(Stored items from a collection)
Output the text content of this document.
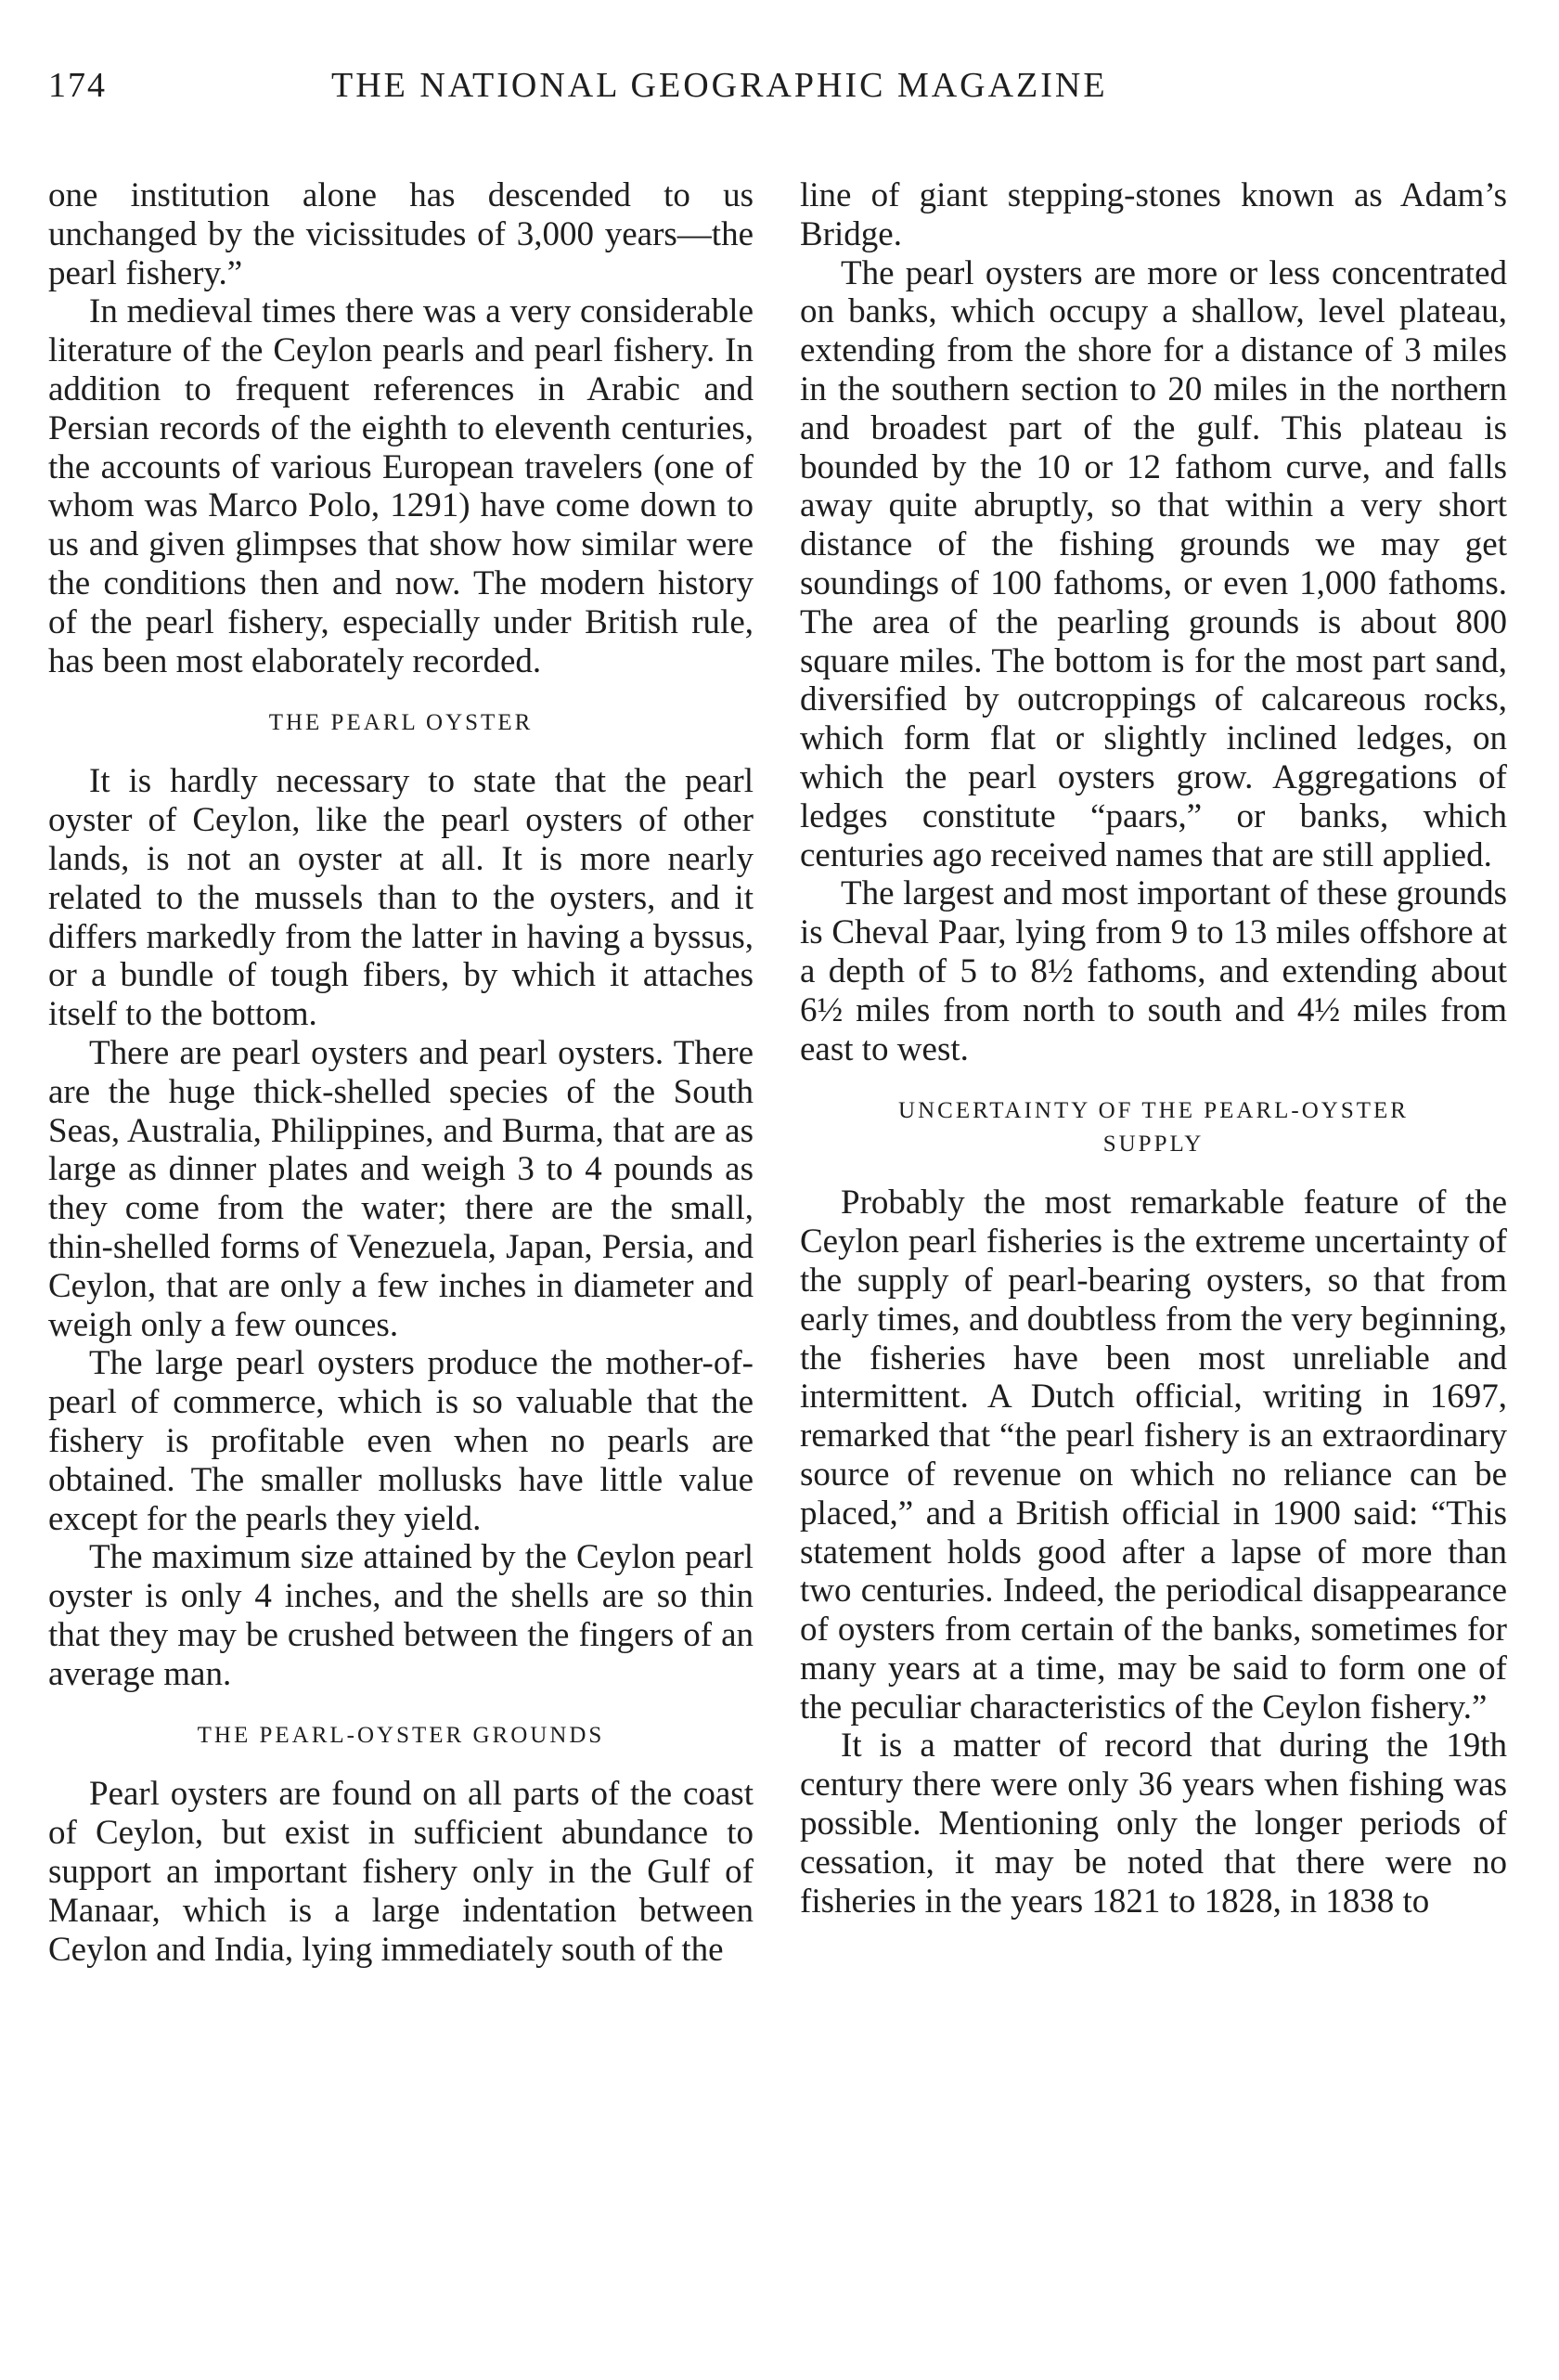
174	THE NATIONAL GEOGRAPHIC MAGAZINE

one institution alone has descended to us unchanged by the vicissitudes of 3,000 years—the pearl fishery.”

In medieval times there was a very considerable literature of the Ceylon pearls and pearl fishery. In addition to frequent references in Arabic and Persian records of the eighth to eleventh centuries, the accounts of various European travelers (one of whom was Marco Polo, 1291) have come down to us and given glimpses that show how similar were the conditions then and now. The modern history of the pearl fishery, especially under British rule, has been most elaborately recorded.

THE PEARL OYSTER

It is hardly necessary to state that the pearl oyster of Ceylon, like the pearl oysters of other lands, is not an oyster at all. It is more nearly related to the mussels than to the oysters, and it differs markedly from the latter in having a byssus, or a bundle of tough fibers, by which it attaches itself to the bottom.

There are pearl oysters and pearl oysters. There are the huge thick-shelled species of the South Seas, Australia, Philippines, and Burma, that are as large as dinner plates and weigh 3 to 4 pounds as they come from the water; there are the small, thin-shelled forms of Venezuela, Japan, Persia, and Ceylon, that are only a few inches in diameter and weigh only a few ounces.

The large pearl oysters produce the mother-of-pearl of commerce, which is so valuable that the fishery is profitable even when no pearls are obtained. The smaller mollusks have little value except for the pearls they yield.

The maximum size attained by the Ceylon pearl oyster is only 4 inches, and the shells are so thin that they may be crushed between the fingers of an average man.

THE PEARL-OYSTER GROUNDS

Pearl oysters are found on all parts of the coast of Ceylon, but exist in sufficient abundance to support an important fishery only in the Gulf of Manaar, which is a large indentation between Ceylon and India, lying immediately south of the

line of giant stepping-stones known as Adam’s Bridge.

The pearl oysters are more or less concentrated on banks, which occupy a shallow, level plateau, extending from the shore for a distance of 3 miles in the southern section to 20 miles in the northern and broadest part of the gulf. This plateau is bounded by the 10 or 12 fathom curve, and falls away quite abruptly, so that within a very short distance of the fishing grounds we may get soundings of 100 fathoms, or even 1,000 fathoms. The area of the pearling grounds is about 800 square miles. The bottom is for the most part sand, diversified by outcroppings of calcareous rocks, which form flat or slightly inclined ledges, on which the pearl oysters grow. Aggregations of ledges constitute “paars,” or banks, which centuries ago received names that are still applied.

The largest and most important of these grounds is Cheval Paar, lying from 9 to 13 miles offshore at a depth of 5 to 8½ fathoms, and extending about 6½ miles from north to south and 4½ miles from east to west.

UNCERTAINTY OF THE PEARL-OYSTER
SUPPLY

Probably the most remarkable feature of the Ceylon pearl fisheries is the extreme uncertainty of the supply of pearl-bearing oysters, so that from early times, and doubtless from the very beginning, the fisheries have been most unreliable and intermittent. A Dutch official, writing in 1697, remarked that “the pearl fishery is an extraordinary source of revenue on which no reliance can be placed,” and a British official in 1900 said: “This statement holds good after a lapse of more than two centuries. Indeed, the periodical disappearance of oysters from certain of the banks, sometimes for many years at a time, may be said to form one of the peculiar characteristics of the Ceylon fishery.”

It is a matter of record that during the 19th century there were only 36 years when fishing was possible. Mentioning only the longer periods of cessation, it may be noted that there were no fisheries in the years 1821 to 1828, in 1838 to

» **TASK BRIEF**
Each entry above should be reproduced exactly, with the pictures removed.

» **EXERCISE RESPONSE**
Output the text content of this document.
174	THE NATIONAL GEOGRAPHIC MAGAZINE

one institution alone has descended to us unchanged by the vicissitudes of 3,000 years—the pearl fishery.”

In medieval times there was a very considerable literature of the Ceylon pearls and pearl fishery. In addition to frequent references in Arabic and Persian records of the eighth to eleventh centuries, the accounts of various European travelers (one of whom was Marco Polo, 1291) have come down to us and given glimpses that show how similar were the conditions then and now. The modern history of the pearl fishery, especially under British rule, has been most elaborately recorded.

THE PEARL OYSTER

It is hardly necessary to state that the pearl oyster of Ceylon, like the pearl oysters of other lands, is not an oyster at all. It is more nearly related to the mussels than to the oysters, and it differs markedly from the latter in having a byssus, or a bundle of tough fibers, by which it attaches itself to the bottom.

There are pearl oysters and pearl oysters. There are the huge thick-shelled species of the South Seas, Australia, Philippines, and Burma, that are as large as dinner plates and weigh 3 to 4 pounds as they come from the water; there are the small, thin-shelled forms of Venezuela, Japan, Persia, and Ceylon, that are only a few inches in diameter and weigh only a few ounces.

The large pearl oysters produce the mother-of-pearl of commerce, which is so valuable that the fishery is profitable even when no pearls are obtained. The smaller mollusks have little value except for the pearls they yield.

The maximum size attained by the Ceylon pearl oyster is only 4 inches, and the shells are so thin that they may be crushed between the fingers of an average man.

THE PEARL-OYSTER GROUNDS

Pearl oysters are found on all parts of the coast of Ceylon, but exist in sufficient abundance to support an important fishery only in the Gulf of Manaar, which is a large indentation between Ceylon and India, lying immediately south of the

line of giant stepping-stones known as Adam’s Bridge.

The pearl oysters are more or less concentrated on banks, which occupy a shallow, level plateau, extending from the shore for a distance of 3 miles in the southern section to 20 miles in the northern and broadest part of the gulf. This plateau is bounded by the 10 or 12 fathom curve, and falls away quite abruptly, so that within a very short distance of the fishing grounds we may get soundings of 100 fathoms, or even 1,000 fathoms. The area of the pearling grounds is about 800 square miles. The bottom is for the most part sand, diversified by outcroppings of calcareous rocks, which form flat or slightly inclined ledges, on which the pearl oysters grow. Aggregations of ledges constitute “paars,” or banks, which centuries ago received names that are still applied.

The largest and most important of these grounds is Cheval Paar, lying from 9 to 13 miles offshore at a depth of 5 to 8½ fathoms, and extending about 6½ miles from north to south and 4½ miles from east to west.

UNCERTAINTY OF THE PEARL-OYSTER
SUPPLY

Probably the most remarkable feature of the Ceylon pearl fisheries is the extreme uncertainty of the supply of pearl-bearing oysters, so that from early times, and doubtless from the very beginning, the fisheries have been most unreliable and intermittent. A Dutch official, writing in 1697, remarked that “the pearl fishery is an extraordinary source of revenue on which no reliance can be placed,” and a British official in 1900 said: “This statement holds good after a lapse of more than two centuries. Indeed, the periodical disappearance of oysters from certain of the banks, sometimes for many years at a time, may be said to form one of the peculiar characteristics of the Ceylon fishery.”

It is a matter of record that during the 19th century there were only 36 years when fishing was possible. Mentioning only the longer periods of cessation, it may be noted that there were no fisheries in the years 1821 to 1828, in 1838 to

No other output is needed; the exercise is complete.